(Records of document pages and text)
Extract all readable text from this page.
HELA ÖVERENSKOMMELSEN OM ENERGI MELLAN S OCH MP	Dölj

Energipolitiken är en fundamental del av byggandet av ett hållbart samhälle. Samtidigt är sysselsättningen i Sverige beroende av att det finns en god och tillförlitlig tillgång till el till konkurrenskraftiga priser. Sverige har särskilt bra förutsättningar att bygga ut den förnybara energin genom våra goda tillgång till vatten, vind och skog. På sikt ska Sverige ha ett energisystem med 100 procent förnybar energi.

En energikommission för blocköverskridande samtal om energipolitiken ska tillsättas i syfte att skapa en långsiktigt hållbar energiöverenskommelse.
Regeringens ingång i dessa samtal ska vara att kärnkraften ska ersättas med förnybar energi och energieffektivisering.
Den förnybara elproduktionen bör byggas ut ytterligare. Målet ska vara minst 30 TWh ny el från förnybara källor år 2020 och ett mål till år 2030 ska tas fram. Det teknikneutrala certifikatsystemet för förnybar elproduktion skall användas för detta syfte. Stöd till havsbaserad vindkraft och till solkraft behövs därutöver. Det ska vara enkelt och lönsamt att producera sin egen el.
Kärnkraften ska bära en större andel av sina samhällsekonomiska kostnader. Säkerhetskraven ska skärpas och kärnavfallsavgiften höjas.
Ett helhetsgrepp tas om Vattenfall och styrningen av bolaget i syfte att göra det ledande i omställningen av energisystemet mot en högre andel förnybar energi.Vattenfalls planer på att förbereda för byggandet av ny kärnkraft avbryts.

__Work instruction__
Each entry must appear in the reply exactly as written.

__Output__
Extract all readable text from this page.
HELA ÖVERENSKOMMELSEN OM ENERGI MELLAN S OCH MP	Dölj

Energipolitiken är en fundamental del av byggandet av ett hållbart samhälle. Samtidigt är sysselsättningen i Sverige beroende av att det finns en god och tillförlitlig tillgång till el till konkurrenskraftiga priser. Sverige har särskilt bra förutsättningar att bygga ut den förnybara energin genom våra goda tillgång till vatten, vind och skog. På sikt ska Sverige ha ett energisystem med 100 procent förnybar energi.

En energikommission för blocköverskridande samtal om energipolitiken ska tillsättas i syfte att skapa en långsiktigt hållbar energiöverenskommelse.
Regeringens ingång i dessa samtal ska vara att kärnkraften ska ersättas med förnybar energi och energieffektivisering.
Den förnybara elproduktionen bör byggas ut ytterligare. Målet ska vara minst 30 TWh ny el från förnybara källor år 2020 och ett mål till år 2030 ska tas fram. Det teknikneutrala certifikatsystemet för förnybar elproduktion skall användas för detta syfte. Stöd till havsbaserad vindkraft och till solkraft behövs därutöver. Det ska vara enkelt och lönsamt att producera sin egen el.
Kärnkraften ska bära en större andel av sina samhällsekonomiska kostnader. Säkerhetskraven ska skärpas och kärnavfallsavgiften höjas.
Ett helhetsgrepp tas om Vattenfall och styrningen av bolaget i syfte att göra det ledande i omställningen av energisystemet mot en högre andel förnybar energi.Vattenfalls planer på att förbereda för byggandet av ny kärnkraft avbryts.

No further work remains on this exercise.